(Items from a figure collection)
-- -- --
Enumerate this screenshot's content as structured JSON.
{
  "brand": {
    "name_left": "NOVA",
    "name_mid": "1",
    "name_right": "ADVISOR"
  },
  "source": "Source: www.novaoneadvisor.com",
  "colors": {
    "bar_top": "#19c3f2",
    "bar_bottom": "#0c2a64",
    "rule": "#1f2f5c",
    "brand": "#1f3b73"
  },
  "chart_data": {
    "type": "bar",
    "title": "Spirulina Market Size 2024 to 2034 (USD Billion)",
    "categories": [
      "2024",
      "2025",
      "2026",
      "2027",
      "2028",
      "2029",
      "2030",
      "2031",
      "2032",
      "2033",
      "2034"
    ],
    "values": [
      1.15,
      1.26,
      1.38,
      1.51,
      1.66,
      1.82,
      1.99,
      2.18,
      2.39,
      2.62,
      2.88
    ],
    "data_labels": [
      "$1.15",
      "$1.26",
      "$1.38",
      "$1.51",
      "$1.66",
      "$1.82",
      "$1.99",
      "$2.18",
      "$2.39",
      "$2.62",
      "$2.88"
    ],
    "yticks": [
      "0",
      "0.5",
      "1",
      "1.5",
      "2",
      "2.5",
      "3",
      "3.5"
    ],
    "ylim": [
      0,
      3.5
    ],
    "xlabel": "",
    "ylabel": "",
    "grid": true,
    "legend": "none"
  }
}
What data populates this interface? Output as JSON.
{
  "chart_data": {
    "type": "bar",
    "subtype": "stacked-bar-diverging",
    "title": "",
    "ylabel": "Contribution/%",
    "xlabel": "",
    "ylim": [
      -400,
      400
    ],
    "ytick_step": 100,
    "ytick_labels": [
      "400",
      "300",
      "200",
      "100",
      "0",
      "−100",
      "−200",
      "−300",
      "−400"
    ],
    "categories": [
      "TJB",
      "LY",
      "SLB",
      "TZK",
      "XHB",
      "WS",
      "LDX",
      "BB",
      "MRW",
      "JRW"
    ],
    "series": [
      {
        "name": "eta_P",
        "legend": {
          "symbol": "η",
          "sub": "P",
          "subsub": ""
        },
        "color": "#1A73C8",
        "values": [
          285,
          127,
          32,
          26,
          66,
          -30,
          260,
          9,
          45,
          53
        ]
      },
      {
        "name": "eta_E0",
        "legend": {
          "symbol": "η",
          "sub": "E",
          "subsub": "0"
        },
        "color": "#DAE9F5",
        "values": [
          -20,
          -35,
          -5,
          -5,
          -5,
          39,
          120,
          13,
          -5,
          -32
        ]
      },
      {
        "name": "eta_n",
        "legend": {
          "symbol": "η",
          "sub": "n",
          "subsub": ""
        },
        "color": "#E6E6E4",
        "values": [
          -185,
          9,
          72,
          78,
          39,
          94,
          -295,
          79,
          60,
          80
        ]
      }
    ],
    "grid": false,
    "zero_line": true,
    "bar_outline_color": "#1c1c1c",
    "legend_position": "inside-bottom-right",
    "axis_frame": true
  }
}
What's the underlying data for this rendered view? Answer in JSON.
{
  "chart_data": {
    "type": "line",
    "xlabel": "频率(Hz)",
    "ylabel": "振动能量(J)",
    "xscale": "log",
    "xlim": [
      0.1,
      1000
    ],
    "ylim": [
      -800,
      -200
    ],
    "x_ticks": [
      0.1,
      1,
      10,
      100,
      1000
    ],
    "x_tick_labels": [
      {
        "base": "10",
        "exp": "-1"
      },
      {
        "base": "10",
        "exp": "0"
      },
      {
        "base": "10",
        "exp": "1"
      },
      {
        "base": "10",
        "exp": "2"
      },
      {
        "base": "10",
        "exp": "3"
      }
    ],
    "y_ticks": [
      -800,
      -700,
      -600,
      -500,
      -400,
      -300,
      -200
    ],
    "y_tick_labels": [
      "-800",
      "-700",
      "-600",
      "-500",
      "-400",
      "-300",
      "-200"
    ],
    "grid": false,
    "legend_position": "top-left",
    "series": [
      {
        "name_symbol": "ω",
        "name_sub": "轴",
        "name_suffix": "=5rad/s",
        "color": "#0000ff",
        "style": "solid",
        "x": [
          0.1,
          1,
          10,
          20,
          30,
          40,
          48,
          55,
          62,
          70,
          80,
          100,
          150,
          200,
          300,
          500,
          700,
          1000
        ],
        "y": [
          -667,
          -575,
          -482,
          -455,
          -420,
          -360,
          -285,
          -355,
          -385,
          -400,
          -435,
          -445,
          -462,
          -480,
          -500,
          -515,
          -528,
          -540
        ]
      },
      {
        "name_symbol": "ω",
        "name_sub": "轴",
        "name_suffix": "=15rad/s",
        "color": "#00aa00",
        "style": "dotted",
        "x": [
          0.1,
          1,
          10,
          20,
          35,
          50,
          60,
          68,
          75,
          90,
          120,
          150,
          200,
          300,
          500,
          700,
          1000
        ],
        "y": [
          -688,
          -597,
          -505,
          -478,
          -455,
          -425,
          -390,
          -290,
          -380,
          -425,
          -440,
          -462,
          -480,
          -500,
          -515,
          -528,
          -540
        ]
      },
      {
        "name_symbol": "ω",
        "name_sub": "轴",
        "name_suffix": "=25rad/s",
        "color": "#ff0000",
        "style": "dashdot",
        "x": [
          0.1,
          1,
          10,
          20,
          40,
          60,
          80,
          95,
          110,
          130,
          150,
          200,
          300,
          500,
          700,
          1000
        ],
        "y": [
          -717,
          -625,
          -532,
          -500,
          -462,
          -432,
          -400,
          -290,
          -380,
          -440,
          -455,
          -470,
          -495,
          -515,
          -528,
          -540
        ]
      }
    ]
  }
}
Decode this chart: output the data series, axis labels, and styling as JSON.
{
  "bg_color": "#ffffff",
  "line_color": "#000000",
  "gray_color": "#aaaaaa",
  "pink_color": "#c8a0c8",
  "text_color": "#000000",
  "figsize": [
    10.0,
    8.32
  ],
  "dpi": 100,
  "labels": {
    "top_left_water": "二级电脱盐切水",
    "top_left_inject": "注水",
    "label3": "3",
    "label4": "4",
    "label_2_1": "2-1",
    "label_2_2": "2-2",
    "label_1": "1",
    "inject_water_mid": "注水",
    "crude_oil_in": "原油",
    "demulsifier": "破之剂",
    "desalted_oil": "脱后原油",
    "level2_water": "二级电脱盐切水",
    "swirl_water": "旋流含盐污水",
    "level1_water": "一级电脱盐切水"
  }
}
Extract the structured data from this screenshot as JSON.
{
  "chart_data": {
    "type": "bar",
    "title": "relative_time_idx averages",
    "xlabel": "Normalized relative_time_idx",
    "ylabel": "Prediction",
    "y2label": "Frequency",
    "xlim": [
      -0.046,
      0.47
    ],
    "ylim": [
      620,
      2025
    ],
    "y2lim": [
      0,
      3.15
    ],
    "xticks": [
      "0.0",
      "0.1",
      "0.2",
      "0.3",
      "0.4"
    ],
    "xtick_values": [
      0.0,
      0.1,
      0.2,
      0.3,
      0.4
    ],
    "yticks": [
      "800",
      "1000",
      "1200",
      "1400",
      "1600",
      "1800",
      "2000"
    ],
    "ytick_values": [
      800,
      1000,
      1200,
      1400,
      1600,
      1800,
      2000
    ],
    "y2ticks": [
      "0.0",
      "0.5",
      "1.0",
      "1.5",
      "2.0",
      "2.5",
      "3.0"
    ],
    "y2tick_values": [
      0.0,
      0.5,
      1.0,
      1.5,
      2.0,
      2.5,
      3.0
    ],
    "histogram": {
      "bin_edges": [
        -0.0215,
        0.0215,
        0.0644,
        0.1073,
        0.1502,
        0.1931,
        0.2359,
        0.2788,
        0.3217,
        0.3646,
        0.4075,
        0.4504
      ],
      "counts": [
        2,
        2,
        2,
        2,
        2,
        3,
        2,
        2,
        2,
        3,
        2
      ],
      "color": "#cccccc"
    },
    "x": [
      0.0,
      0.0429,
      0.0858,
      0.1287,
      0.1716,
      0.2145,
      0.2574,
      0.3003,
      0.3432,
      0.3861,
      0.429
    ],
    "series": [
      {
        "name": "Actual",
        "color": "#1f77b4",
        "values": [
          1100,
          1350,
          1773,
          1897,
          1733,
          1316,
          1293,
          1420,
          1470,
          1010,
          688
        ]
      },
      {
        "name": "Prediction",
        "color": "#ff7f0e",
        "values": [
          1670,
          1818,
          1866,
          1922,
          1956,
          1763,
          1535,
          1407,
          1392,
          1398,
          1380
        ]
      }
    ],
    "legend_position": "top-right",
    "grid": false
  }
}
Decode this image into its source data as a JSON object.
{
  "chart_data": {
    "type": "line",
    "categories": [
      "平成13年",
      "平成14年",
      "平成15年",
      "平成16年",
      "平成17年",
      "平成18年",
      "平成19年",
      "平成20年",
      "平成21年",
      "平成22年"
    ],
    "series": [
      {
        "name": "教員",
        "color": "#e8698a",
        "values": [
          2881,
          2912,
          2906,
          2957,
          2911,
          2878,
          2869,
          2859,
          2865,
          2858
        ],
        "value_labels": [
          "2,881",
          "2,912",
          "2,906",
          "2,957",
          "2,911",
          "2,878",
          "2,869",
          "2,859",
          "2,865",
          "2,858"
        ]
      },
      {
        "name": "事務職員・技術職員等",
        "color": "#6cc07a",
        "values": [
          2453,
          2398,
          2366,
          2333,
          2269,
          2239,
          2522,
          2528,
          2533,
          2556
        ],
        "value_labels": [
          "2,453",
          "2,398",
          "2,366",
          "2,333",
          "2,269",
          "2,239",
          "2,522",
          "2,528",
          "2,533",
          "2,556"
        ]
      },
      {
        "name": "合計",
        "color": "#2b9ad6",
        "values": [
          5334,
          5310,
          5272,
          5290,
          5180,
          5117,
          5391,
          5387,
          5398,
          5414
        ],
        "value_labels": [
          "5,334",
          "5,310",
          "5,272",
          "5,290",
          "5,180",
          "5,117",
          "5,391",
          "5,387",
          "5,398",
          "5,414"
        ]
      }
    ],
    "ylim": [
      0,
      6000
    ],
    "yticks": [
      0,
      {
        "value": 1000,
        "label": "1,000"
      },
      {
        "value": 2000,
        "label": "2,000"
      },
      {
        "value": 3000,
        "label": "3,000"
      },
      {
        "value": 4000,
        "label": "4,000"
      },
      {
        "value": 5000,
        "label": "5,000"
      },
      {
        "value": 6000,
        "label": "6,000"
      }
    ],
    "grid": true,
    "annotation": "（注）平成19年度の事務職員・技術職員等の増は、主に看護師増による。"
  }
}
-- -- --
#### Written problem
Show all lines in the entries above where the word "source" appears.

#### Solution for this exercise
  "source": "Source: www.novaoneadvisor.com",
Decode this image into its source data as a JSON object.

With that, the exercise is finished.